* Supplied data
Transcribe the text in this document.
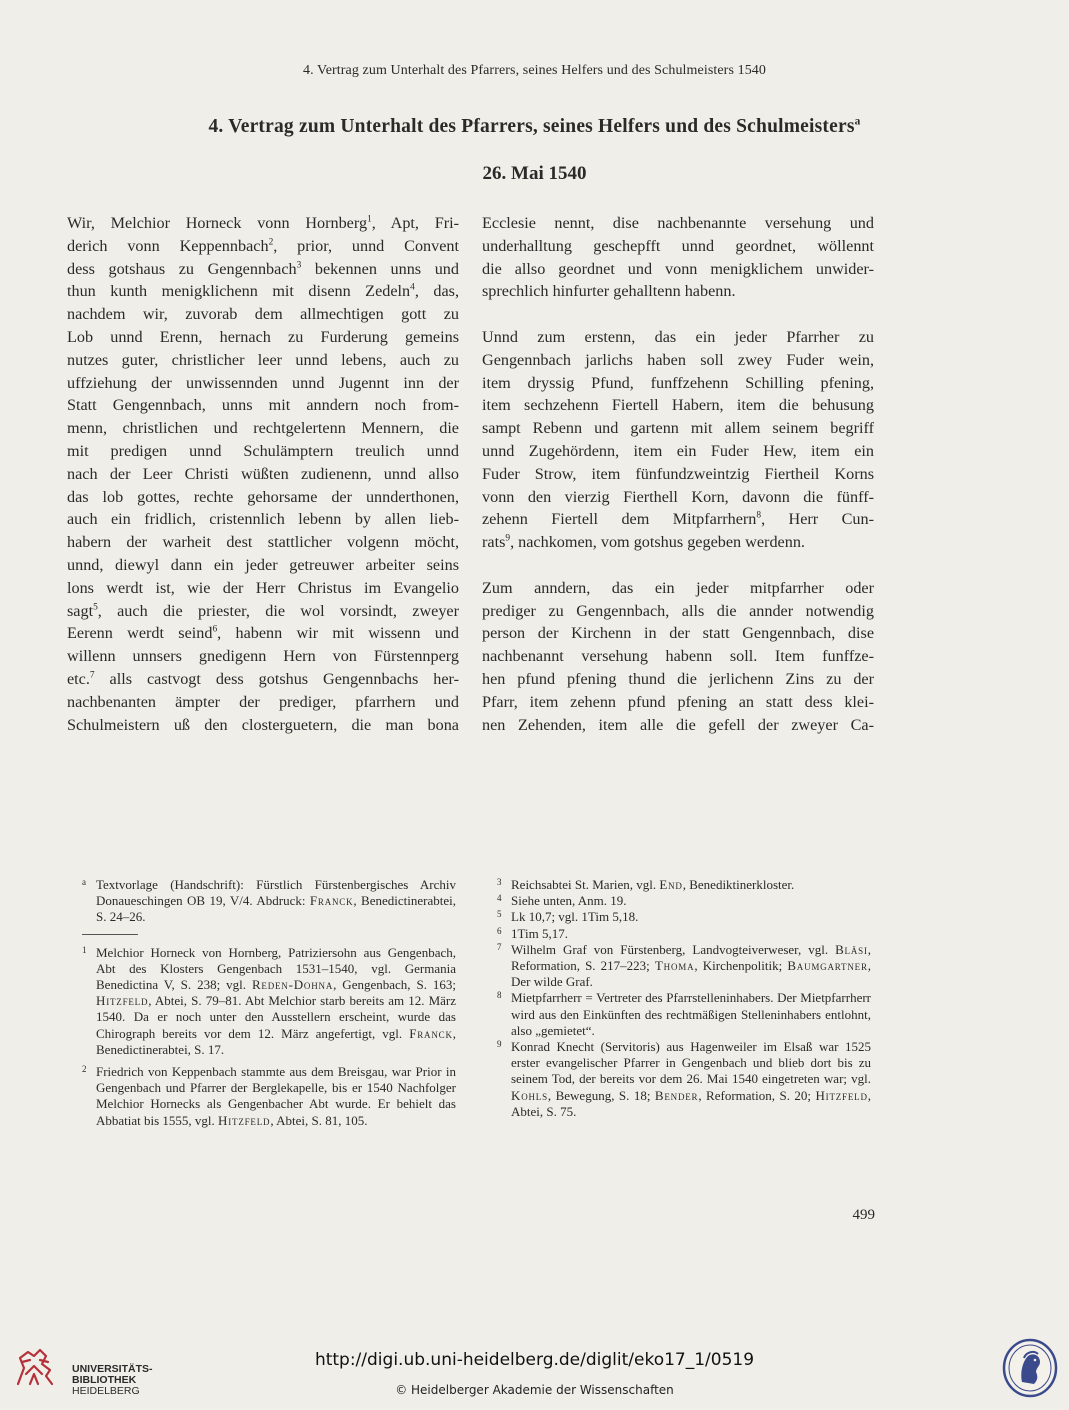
4. Vertrag zum Unterhalt des Pfarrers, seines Helfers und des Schulmeisters 1540
4. Vertrag zum Unterhalt des Pfarrers, seines Helfers und des Schulmeisters$^a$
26. Mai 1540

Wir, Melchior Horneck vonn Hornberg$^1$, Apt, Fri-

derich vonn Keppennbach$^2$, prior, unnd Convent

dess gotshaus zu Gengennbach$^3$ bekennen unns und

thun kunth menigklichenn mit disenn Zedeln$^4$, das,

nachdem wir, zuvorab dem allmechtigen gott zu

Lob unnd Erenn, hernach zu Furderung gemeins

nutzes guter, christlicher leer unnd lebens, auch zu

uffziehung der unwissennden unnd Jugennt inn der

Statt Gengennbach, unns mit anndern noch from-

menn, christlichen und rechtgelertenn Mennern, die

mit predigen unnd Schulämptern treulich unnd

nach der Leer Christi wüßten zudienenn, unnd allso

das lob gottes, rechte gehorsame der unnderthonen,

auch ein fridlich, cristennlich lebenn by allen lieb-

habern der warheit dest stattlicher volgenn möcht,

unnd, diewyl dann ein jeder getreuwer arbeiter seins

lons werdt ist, wie der Herr Christus im Evangelio

sagt$^5$, auch die priester, die wol vorsindt, zweyer

Eerenn werdt seind$^6$, habenn wir mit wissenn und

willenn unnsers gnedigenn Hern von Fürstennperg

etc.$^7$ alls castvogt dess gotshus Gengennbachs her-

nachbenanten ämpter der prediger, pfarrhern und

Schulmeistern uß den closterguetern, die man bona

Ecclesie nennt, dise nachbenannte versehung und

underhalltung geschepfft unnd geordnet, wöllennt

die allso geordnet und vonn menigklichem unwider-

sprechlich hinfurter gehalltenn habenn.

Unnd zum erstenn, das ein jeder Pfarrher zu

Gengennbach jarlichs haben soll zwey Fuder wein,

item dryssig Pfund, funffzehenn Schilling pfening,

item sechzehenn Fiertell Habern, item die behusung

sampt Rebenn und gartenn mit allem seinem begriff

unnd Zugehördenn, item ein Fuder Hew, item ein

Fuder Strow, item fünfundzweintzig Fiertheil Korns

vonn den vierzig Fierthell Korn, davonn die fünff-

zehenn Fiertell dem Mitpfarrhern$^8$, Herr Cun-

rats$^9$, nachkomen, vom gotshus gegeben werdenn.

Zum anndern, das ein jeder mitpfarrher oder

prediger zu Gengennbach, alls die annder notwendig

person der Kirchenn in der statt Gengennbach, dise

nachbenannt versehung habenn soll. Item funffze-

hen pfund pfening thund die jerlichenn Zins zu der

Pfarr, item zehenn pfund pfening an statt dess klei-

nen Zehenden, item alle die gefell der zweyer Ca-

a Textvorlage (Handschrift): Fürstlich Fürstenbergisches Archiv Donaueschingen OB 19, V/4. Abdruck: Franck, Benedictinerabtei, S. 24–26.

1 Melchior Horneck von Hornberg, Patriziersohn aus Gengenbach, Abt des Klosters Gengenbach 1531–1540, vgl. Germania Benedictina V, S. 238; vgl. Reden-Dohna, Gengenbach, S. 163; Hitzfeld, Abtei, S. 79–81. Abt Melchior starb bereits am 12. März 1540. Da er noch unter den Ausstellern erscheint, wurde das Chirograph bereits vor dem 12. März angefertigt, vgl. Franck, Benedictinerabtei, S. 17.

2 Friedrich von Keppenbach stammte aus dem Breisgau, war Prior in Gengenbach und Pfarrer der Berglekapelle, bis er 1540 Nachfolger Melchior Hornecks als Gengenbacher Abt wurde. Er behielt das Abbatiat bis 1555, vgl. Hitzfeld, Abtei, S. 81, 105.

3 Reichsabtei St. Marien, vgl. End, Benediktinerkloster.

4 Siehe unten, Anm. 19.

5 Lk 10,7; vgl. 1Tim 5,18.

6 1Tim 5,17.

7 Wilhelm Graf von Fürstenberg, Landvogteiverweser, vgl. Bläsi, Reformation, S. 217–223; Thoma, Kirchenpolitik; Baumgartner, Der wilde Graf.

8 Mietpfarrherr = Vertreter des Pfarrstelleninhabers. Der Mietpfarrherr wird aus den Einkünften des rechtmäßigen Stelleninhabers entlohnt, also „gemietet“.

9 Konrad Knecht (Servitoris) aus Hagenweiler im Elsaß war 1525 erster evangelischer Pfarrer in Gengenbach und blieb dort bis zu seinem Tod, der bereits vor dem 26. Mai 1540 eingetreten war; vgl. Kohls, Bewegung, S. 18; Bender, Reformation, S. 20; Hitzfeld, Abtei, S. 75.

499
UNIVERSITÄTS-
BIBLIOTHEK
HEIDELBERG
http://digi.ub.uni-heidelberg.de/diglit/eko17_1/0519
© Heidelberger Akademie der Wissenschaften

* Task brief
Copy every record above exactly, leaving out the pictures.

* Full answer
Transcribe the text in this document.
4. Vertrag zum Unterhalt des Pfarrers, seines Helfers und des Schulmeisters 1540
4. Vertrag zum Unterhalt des Pfarrers, seines Helfers und des Schulmeisters$^a$
26. Mai 1540

Wir, Melchior Horneck vonn Hornberg$^1$, Apt, Fri-

derich vonn Keppennbach$^2$, prior, unnd Convent

dess gotshaus zu Gengennbach$^3$ bekennen unns und

thun kunth menigklichenn mit disenn Zedeln$^4$, das,

nachdem wir, zuvorab dem allmechtigen gott zu

Lob unnd Erenn, hernach zu Furderung gemeins

nutzes guter, christlicher leer unnd lebens, auch zu

uffziehung der unwissennden unnd Jugennt inn der

Statt Gengennbach, unns mit anndern noch from-

menn, christlichen und rechtgelertenn Mennern, die

mit predigen unnd Schulämptern treulich unnd

nach der Leer Christi wüßten zudienenn, unnd allso

das lob gottes, rechte gehorsame der unnderthonen,

auch ein fridlich, cristennlich lebenn by allen lieb-

habern der warheit dest stattlicher volgenn möcht,

unnd, diewyl dann ein jeder getreuwer arbeiter seins

lons werdt ist, wie der Herr Christus im Evangelio

sagt$^5$, auch die priester, die wol vorsindt, zweyer

Eerenn werdt seind$^6$, habenn wir mit wissenn und

willenn unnsers gnedigenn Hern von Fürstennperg

etc.$^7$ alls castvogt dess gotshus Gengennbachs her-

nachbenanten ämpter der prediger, pfarrhern und

Schulmeistern uß den closterguetern, die man bona

Ecclesie nennt, dise nachbenannte versehung und

underhalltung geschepfft unnd geordnet, wöllennt

die allso geordnet und vonn menigklichem unwider-

sprechlich hinfurter gehalltenn habenn.

Unnd zum erstenn, das ein jeder Pfarrher zu

Gengennbach jarlichs haben soll zwey Fuder wein,

item dryssig Pfund, funffzehenn Schilling pfening,

item sechzehenn Fiertell Habern, item die behusung

sampt Rebenn und gartenn mit allem seinem begriff

unnd Zugehördenn, item ein Fuder Hew, item ein

Fuder Strow, item fünfundzweintzig Fiertheil Korns

vonn den vierzig Fierthell Korn, davonn die fünff-

zehenn Fiertell dem Mitpfarrhern$^8$, Herr Cun-

rats$^9$, nachkomen, vom gotshus gegeben werdenn.

Zum anndern, das ein jeder mitpfarrher oder

prediger zu Gengennbach, alls die annder notwendig

person der Kirchenn in der statt Gengennbach, dise

nachbenannt versehung habenn soll. Item funffze-

hen pfund pfening thund die jerlichenn Zins zu der

Pfarr, item zehenn pfund pfening an statt dess klei-

nen Zehenden, item alle die gefell der zweyer Ca-

a Textvorlage (Handschrift): Fürstlich Fürstenbergisches Archiv Donaueschingen OB 19, V/4. Abdruck: Franck, Benedictinerabtei, S. 24–26.

1 Melchior Horneck von Hornberg, Patriziersohn aus Gengenbach, Abt des Klosters Gengenbach 1531–1540, vgl. Germania Benedictina V, S. 238; vgl. Reden-Dohna, Gengenbach, S. 163; Hitzfeld, Abtei, S. 79–81. Abt Melchior starb bereits am 12. März 1540. Da er noch unter den Ausstellern erscheint, wurde das Chirograph bereits vor dem 12. März angefertigt, vgl. Franck, Benedictinerabtei, S. 17.

2 Friedrich von Keppenbach stammte aus dem Breisgau, war Prior in Gengenbach und Pfarrer der Berglekapelle, bis er 1540 Nachfolger Melchior Hornecks als Gengenbacher Abt wurde. Er behielt das Abbatiat bis 1555, vgl. Hitzfeld, Abtei, S. 81, 105.

3 Reichsabtei St. Marien, vgl. End, Benediktinerkloster.

4 Siehe unten, Anm. 19.

5 Lk 10,7; vgl. 1Tim 5,18.

6 1Tim 5,17.

7 Wilhelm Graf von Fürstenberg, Landvogteiverweser, vgl. Bläsi, Reformation, S. 217–223; Thoma, Kirchenpolitik; Baumgartner, Der wilde Graf.

8 Mietpfarrherr = Vertreter des Pfarrstelleninhabers. Der Mietpfarrherr wird aus den Einkünften des rechtmäßigen Stelleninhabers entlohnt, also „gemietet“.

9 Konrad Knecht (Servitoris) aus Hagenweiler im Elsaß war 1525 erster evangelischer Pfarrer in Gengenbach und blieb dort bis zu seinem Tod, der bereits vor dem 26. Mai 1540 eingetreten war; vgl. Kohls, Bewegung, S. 18; Bender, Reformation, S. 20; Hitzfeld, Abtei, S. 75.

499
UNIVERSITÄTS-
BIBLIOTHEK
HEIDELBERG
http://digi.ub.uni-heidelberg.de/diglit/eko17_1/0519
© Heidelberger Akademie der Wissenschaften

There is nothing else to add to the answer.